● TASK MATERIAL:
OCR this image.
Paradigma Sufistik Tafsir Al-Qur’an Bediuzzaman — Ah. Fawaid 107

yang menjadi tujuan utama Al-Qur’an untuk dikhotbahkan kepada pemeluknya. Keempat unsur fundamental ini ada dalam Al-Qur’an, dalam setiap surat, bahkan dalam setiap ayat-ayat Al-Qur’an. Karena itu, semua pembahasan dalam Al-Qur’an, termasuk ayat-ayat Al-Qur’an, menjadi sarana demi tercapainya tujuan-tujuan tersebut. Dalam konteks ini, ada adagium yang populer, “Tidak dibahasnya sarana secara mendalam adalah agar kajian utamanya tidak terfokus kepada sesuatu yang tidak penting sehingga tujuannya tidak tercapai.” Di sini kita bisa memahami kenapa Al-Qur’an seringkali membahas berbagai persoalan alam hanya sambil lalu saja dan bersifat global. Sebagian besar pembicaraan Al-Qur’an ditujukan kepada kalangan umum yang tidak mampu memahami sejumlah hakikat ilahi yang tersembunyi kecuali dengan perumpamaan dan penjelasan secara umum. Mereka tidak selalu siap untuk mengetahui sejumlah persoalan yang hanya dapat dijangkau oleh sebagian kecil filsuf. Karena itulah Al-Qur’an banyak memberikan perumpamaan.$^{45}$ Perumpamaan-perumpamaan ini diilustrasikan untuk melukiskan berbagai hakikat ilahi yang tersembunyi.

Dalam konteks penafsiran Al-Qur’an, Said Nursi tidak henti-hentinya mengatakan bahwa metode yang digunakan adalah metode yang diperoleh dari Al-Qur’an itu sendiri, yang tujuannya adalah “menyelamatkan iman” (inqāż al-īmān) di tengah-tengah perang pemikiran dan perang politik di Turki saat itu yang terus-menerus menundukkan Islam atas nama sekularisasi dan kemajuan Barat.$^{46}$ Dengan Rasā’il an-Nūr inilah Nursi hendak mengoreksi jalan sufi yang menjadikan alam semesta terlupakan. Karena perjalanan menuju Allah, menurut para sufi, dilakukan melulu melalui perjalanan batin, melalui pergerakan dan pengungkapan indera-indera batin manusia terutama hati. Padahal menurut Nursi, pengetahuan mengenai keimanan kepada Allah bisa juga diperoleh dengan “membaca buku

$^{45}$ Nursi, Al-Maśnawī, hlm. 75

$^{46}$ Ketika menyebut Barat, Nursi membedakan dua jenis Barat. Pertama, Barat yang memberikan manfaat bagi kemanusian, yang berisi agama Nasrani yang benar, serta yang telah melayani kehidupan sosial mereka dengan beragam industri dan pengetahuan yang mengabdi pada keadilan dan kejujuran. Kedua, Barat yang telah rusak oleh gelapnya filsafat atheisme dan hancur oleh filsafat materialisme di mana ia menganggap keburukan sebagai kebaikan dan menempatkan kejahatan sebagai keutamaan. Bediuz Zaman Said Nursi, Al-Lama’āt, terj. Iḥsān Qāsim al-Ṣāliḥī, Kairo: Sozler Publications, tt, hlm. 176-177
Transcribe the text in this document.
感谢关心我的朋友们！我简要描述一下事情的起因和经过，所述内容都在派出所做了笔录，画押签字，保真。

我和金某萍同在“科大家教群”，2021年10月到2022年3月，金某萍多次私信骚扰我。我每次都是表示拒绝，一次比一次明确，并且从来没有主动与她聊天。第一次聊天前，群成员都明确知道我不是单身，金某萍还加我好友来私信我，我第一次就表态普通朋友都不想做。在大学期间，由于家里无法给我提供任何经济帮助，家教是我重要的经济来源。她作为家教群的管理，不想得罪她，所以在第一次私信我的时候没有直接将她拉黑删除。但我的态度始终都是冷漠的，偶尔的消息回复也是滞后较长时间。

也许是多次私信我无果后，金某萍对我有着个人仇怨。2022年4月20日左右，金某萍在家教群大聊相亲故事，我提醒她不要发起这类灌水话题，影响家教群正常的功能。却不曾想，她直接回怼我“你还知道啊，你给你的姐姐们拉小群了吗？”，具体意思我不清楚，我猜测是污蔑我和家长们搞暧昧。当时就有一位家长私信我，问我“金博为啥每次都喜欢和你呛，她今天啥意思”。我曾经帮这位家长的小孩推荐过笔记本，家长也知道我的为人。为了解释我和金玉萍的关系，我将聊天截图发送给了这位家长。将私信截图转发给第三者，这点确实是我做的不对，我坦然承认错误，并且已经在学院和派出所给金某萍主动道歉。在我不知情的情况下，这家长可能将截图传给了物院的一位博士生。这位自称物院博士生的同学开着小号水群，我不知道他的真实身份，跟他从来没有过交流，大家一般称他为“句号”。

● THE TASK: Reproduce all of the entries word for word.

● TASK OUTPUT:
OCR this image.
Paradigma Sufistik Tafsir Al-Qur’an Bediuzzaman — Ah. Fawaid 107

yang menjadi tujuan utama Al-Qur’an untuk dikhotbahkan kepada pemeluknya. Keempat unsur fundamental ini ada dalam Al-Qur’an, dalam setiap surat, bahkan dalam setiap ayat-ayat Al-Qur’an. Karena itu, semua pembahasan dalam Al-Qur’an, termasuk ayat-ayat Al-Qur’an, menjadi sarana demi tercapainya tujuan-tujuan tersebut. Dalam konteks ini, ada adagium yang populer, “Tidak dibahasnya sarana secara mendalam adalah agar kajian utamanya tidak terfokus kepada sesuatu yang tidak penting sehingga tujuannya tidak tercapai.” Di sini kita bisa memahami kenapa Al-Qur’an seringkali membahas berbagai persoalan alam hanya sambil lalu saja dan bersifat global. Sebagian besar pembicaraan Al-Qur’an ditujukan kepada kalangan umum yang tidak mampu memahami sejumlah hakikat ilahi yang tersembunyi kecuali dengan perumpamaan dan penjelasan secara umum. Mereka tidak selalu siap untuk mengetahui sejumlah persoalan yang hanya dapat dijangkau oleh sebagian kecil filsuf. Karena itulah Al-Qur’an banyak memberikan perumpamaan.$^{45}$ Perumpamaan-perumpamaan ini diilustrasikan untuk melukiskan berbagai hakikat ilahi yang tersembunyi.

Dalam konteks penafsiran Al-Qur’an, Said Nursi tidak henti-hentinya mengatakan bahwa metode yang digunakan adalah metode yang diperoleh dari Al-Qur’an itu sendiri, yang tujuannya adalah “menyelamatkan iman” (inqāż al-īmān) di tengah-tengah perang pemikiran dan perang politik di Turki saat itu yang terus-menerus menundukkan Islam atas nama sekularisasi dan kemajuan Barat.$^{46}$ Dengan Rasā’il an-Nūr inilah Nursi hendak mengoreksi jalan sufi yang menjadikan alam semesta terlupakan. Karena perjalanan menuju Allah, menurut para sufi, dilakukan melulu melalui perjalanan batin, melalui pergerakan dan pengungkapan indera-indera batin manusia terutama hati. Padahal menurut Nursi, pengetahuan mengenai keimanan kepada Allah bisa juga diperoleh dengan “membaca buku

$^{45}$ Nursi, Al-Maśnawī, hlm. 75

$^{46}$ Ketika menyebut Barat, Nursi membedakan dua jenis Barat. Pertama, Barat yang memberikan manfaat bagi kemanusian, yang berisi agama Nasrani yang benar, serta yang telah melayani kehidupan sosial mereka dengan beragam industri dan pengetahuan yang mengabdi pada keadilan dan kejujuran. Kedua, Barat yang telah rusak oleh gelapnya filsafat atheisme dan hancur oleh filsafat materialisme di mana ia menganggap keburukan sebagai kebaikan dan menempatkan kejahatan sebagai keutamaan. Bediuz Zaman Said Nursi, Al-Lama’āt, terj. Iḥsān Qāsim al-Ṣāliḥī, Kairo: Sozler Publications, tt, hlm. 176-177
Transcribe the text in this document.
感谢关心我的朋友们！我简要描述一下事情的起因和经过，所述内容都在派出所做了笔录，画押签字，保真。

我和金某萍同在“科大家教群”，2021年10月到2022年3月，金某萍多次私信骚扰我。我每次都是表示拒绝，一次比一次明确，并且从来没有主动与她聊天。第一次聊天前，群成员都明确知道我不是单身，金某萍还加我好友来私信我，我第一次就表态普通朋友都不想做。在大学期间，由于家里无法给我提供任何经济帮助，家教是我重要的经济来源。她作为家教群的管理，不想得罪她，所以在第一次私信我的时候没有直接将她拉黑删除。但我的态度始终都是冷漠的，偶尔的消息回复也是滞后较长时间。

也许是多次私信我无果后，金某萍对我有着个人仇怨。2022年4月20日左右，金某萍在家教群大聊相亲故事，我提醒她不要发起这类灌水话题，影响家教群正常的功能。却不曾想，她直接回怼我“你还知道啊，你给你的姐姐们拉小群了吗？”，具体意思我不清楚，我猜测是污蔑我和家长们搞暧昧。当时就有一位家长私信我，问我“金博为啥每次都喜欢和你呛，她今天啥意思”。我曾经帮这位家长的小孩推荐过笔记本，家长也知道我的为人。为了解释我和金玉萍的关系，我将聊天截图发送给了这位家长。将私信截图转发给第三者，这点确实是我做的不对，我坦然承认错误，并且已经在学院和派出所给金某萍主动道歉。在我不知情的情况下，这家长可能将截图传给了物院的一位博士生。这位自称物院博士生的同学开着小号水群，我不知道他的真实身份，跟他从来没有过交流，大家一般称他为“句号”。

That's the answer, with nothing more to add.